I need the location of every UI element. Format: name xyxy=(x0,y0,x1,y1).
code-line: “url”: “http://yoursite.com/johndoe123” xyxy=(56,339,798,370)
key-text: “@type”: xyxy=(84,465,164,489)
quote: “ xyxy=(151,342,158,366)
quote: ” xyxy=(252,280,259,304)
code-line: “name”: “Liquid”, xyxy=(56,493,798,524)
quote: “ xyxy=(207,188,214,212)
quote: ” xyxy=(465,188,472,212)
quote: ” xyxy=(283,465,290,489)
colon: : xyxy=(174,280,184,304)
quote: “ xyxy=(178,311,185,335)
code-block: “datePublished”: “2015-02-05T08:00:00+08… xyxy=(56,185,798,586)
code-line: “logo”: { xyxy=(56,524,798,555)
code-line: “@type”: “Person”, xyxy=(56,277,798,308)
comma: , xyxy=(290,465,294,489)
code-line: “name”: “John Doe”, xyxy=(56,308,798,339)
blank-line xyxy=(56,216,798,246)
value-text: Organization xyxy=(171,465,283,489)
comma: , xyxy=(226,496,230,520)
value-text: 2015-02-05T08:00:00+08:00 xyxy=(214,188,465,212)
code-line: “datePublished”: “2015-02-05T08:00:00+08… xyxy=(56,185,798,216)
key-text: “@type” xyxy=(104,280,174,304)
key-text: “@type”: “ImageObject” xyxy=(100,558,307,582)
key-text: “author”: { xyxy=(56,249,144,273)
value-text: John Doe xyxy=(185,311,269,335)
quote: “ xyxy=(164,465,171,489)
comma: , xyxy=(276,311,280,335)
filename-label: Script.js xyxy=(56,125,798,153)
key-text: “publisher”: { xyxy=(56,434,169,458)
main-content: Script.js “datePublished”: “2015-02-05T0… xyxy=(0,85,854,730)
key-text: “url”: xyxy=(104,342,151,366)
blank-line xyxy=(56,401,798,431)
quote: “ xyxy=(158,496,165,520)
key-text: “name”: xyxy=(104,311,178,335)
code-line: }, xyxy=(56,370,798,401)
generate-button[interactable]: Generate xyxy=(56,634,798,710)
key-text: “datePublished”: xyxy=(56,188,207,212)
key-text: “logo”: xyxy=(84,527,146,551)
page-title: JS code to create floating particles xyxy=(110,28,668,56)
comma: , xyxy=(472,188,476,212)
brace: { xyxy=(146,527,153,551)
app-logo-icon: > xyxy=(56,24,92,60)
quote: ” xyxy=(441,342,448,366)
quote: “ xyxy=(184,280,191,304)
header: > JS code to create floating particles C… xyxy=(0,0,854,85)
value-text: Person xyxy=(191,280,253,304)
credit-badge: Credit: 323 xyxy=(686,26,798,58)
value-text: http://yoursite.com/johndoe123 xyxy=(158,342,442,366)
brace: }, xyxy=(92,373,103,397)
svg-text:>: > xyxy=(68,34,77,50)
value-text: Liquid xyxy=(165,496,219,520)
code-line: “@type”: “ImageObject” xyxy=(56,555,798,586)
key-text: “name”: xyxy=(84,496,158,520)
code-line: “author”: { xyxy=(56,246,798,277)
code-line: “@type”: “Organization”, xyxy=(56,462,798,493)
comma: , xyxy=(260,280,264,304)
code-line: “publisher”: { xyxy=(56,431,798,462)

################

● GOAL OF THE EXERCISE:
Locate each line in the listing above that contains the string "value", and copy those lines.

● SOLUTION TO THIS TASK:
value-text: Organization xyxy=(171,465,283,489)
value-text: 2015-02-05T08:00:00+08:00 xyxy=(214,188,465,212)
value-text: John Doe xyxy=(185,311,269,335)
value-text: Person xyxy=(191,280,253,304)
value-text: http://yoursite.com/johndoe123 xyxy=(158,342,442,366)
value-text: Liquid xyxy=(165,496,219,520)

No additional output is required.